## [STATED EXERCISE]
Going through the material below, please gather all lines with the word "this" in them.

## [GIVEN RECORDS]
================================

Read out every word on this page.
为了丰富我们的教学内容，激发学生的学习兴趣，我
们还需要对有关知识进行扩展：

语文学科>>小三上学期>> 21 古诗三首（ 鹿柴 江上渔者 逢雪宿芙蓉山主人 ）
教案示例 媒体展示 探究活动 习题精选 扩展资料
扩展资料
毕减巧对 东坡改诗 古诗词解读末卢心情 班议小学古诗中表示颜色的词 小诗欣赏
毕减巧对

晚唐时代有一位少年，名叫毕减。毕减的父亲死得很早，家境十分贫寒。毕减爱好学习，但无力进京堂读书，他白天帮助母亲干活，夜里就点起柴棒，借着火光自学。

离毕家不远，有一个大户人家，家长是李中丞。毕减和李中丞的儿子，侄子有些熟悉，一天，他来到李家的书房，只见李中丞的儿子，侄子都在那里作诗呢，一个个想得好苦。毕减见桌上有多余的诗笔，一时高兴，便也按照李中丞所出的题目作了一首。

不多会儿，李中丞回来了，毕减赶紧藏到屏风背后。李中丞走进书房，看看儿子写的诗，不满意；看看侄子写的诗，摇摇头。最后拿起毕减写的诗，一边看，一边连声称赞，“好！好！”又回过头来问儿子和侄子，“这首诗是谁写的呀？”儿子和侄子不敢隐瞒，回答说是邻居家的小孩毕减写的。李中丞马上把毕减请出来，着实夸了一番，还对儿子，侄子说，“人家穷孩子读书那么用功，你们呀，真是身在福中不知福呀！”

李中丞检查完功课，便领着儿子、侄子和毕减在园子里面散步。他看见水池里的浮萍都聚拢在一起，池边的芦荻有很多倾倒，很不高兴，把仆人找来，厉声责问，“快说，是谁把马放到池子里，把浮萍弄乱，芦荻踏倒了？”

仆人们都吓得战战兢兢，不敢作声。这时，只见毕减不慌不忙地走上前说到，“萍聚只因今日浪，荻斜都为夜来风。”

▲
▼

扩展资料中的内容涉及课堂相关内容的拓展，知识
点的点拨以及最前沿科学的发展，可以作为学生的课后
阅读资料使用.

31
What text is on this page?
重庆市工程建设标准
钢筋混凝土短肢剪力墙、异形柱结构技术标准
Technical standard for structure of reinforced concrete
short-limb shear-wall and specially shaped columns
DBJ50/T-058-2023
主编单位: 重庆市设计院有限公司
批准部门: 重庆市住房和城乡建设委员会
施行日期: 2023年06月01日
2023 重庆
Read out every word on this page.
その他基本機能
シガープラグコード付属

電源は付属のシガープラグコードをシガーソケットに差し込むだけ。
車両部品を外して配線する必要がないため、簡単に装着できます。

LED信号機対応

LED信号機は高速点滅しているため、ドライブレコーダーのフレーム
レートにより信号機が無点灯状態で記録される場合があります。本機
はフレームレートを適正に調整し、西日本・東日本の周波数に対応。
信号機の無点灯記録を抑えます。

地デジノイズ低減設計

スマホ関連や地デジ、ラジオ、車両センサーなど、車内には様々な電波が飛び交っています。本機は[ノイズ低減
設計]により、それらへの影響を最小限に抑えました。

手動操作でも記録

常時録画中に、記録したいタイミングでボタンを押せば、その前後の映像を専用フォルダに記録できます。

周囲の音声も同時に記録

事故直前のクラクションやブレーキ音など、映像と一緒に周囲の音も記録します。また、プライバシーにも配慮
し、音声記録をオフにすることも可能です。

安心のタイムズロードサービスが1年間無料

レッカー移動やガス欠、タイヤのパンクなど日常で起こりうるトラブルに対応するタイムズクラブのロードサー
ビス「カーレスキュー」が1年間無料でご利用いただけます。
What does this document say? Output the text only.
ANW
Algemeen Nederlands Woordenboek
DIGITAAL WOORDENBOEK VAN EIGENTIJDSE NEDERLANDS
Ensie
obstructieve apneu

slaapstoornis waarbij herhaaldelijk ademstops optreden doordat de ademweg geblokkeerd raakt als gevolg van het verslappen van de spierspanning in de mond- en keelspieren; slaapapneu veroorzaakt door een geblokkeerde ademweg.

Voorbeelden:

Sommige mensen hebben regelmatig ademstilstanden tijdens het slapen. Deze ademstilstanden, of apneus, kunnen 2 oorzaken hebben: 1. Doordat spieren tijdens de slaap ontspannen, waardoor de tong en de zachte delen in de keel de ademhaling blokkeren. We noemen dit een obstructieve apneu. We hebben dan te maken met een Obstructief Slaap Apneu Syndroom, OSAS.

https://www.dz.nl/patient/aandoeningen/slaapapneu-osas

================================

## [RESULT]
Read out every word on this page.
What text is on this page?
Read out every word on this page.
What does this document say? Output the text only.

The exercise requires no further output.